Instructions to follow
Any pictures should be dropped; everything else in the records is to be returned exactly.

************

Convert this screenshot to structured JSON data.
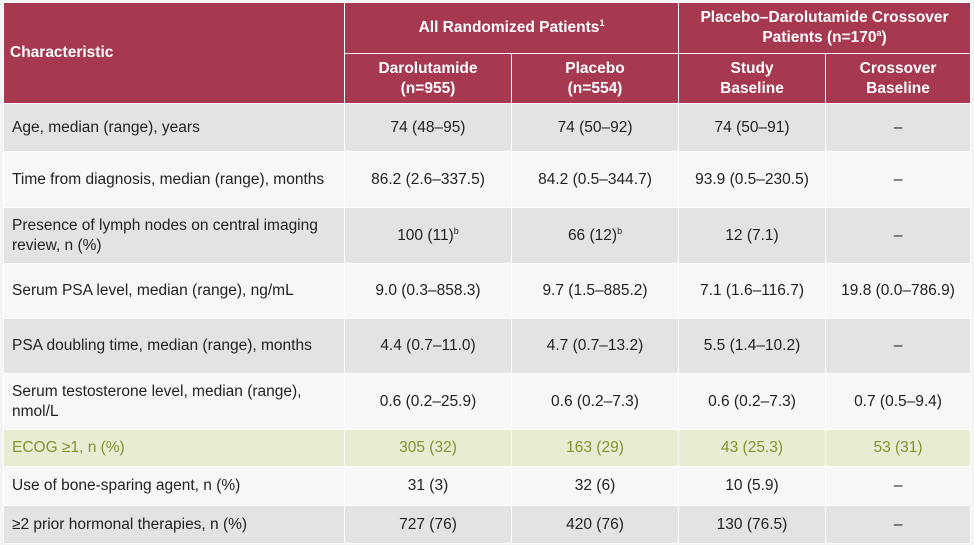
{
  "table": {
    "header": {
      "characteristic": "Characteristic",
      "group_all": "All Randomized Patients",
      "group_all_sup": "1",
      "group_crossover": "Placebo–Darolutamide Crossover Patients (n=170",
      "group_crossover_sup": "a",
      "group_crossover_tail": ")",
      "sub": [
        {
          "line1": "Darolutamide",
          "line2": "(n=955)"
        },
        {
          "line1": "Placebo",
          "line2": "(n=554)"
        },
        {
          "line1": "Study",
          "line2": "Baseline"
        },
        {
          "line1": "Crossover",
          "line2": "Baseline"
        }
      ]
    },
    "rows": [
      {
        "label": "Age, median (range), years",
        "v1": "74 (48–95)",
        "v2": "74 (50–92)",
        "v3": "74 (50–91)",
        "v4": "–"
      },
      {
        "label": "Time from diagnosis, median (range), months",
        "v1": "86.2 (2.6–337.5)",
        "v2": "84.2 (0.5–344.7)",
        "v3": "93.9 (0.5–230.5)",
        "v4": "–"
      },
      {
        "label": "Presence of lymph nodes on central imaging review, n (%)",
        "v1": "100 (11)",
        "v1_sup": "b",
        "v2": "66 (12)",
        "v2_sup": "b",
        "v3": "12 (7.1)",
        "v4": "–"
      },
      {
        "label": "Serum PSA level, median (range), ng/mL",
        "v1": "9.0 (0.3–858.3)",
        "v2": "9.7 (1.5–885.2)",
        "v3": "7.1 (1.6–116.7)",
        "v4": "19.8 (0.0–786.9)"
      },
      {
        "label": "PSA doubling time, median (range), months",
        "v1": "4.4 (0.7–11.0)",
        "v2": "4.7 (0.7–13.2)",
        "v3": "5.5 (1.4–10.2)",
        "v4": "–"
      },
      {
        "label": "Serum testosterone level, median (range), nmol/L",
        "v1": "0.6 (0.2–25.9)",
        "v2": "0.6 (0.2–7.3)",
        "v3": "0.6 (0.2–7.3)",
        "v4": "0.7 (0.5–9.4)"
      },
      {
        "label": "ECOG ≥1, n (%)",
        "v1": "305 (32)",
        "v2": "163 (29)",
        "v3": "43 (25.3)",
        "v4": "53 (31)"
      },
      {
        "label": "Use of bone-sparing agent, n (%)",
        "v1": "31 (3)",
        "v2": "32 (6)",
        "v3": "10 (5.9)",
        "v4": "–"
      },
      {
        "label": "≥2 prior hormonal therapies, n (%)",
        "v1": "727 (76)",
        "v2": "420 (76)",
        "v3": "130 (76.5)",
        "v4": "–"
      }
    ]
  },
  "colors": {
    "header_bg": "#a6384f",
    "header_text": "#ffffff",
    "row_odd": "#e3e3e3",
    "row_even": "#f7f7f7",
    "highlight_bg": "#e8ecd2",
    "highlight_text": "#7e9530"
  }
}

************

Written answer
Convert this screenshot to structured JSON data.
{
  "table": {
    "header": {
      "characteristic": "Characteristic",
      "group_all": "All Randomized Patients",
      "group_all_sup": "1",
      "group_crossover": "Placebo–Darolutamide Crossover Patients (n=170",
      "group_crossover_sup": "a",
      "group_crossover_tail": ")",
      "sub": [
        {
          "line1": "Darolutamide",
          "line2": "(n=955)"
        },
        {
          "line1": "Placebo",
          "line2": "(n=554)"
        },
        {
          "line1": "Study",
          "line2": "Baseline"
        },
        {
          "line1": "Crossover",
          "line2": "Baseline"
        }
      ]
    },
    "rows": [
      {
        "label": "Age, median (range), years",
        "v1": "74 (48–95)",
        "v2": "74 (50–92)",
        "v3": "74 (50–91)",
        "v4": "–"
      },
      {
        "label": "Time from diagnosis, median (range), months",
        "v1": "86.2 (2.6–337.5)",
        "v2": "84.2 (0.5–344.7)",
        "v3": "93.9 (0.5–230.5)",
        "v4": "–"
      },
      {
        "label": "Presence of lymph nodes on central imaging review, n (%)",
        "v1": "100 (11)",
        "v1_sup": "b",
        "v2": "66 (12)",
        "v2_sup": "b",
        "v3": "12 (7.1)",
        "v4": "–"
      },
      {
        "label": "Serum PSA level, median (range), ng/mL",
        "v1": "9.0 (0.3–858.3)",
        "v2": "9.7 (1.5–885.2)",
        "v3": "7.1 (1.6–116.7)",
        "v4": "19.8 (0.0–786.9)"
      },
      {
        "label": "PSA doubling time, median (range), months",
        "v1": "4.4 (0.7–11.0)",
        "v2": "4.7 (0.7–13.2)",
        "v3": "5.5 (1.4–10.2)",
        "v4": "–"
      },
      {
        "label": "Serum testosterone level, median (range), nmol/L",
        "v1": "0.6 (0.2–25.9)",
        "v2": "0.6 (0.2–7.3)",
        "v3": "0.6 (0.2–7.3)",
        "v4": "0.7 (0.5–9.4)"
      },
      {
        "label": "ECOG ≥1, n (%)",
        "v1": "305 (32)",
        "v2": "163 (29)",
        "v3": "43 (25.3)",
        "v4": "53 (31)"
      },
      {
        "label": "Use of bone-sparing agent, n (%)",
        "v1": "31 (3)",
        "v2": "32 (6)",
        "v3": "10 (5.9)",
        "v4": "–"
      },
      {
        "label": "≥2 prior hormonal therapies, n (%)",
        "v1": "727 (76)",
        "v2": "420 (76)",
        "v3": "130 (76.5)",
        "v4": "–"
      }
    ]
  },
  "colors": {
    "header_bg": "#a6384f",
    "header_text": "#ffffff",
    "row_odd": "#e3e3e3",
    "row_even": "#f7f7f7",
    "highlight_bg": "#e8ecd2",
    "highlight_text": "#7e9530"
  }
}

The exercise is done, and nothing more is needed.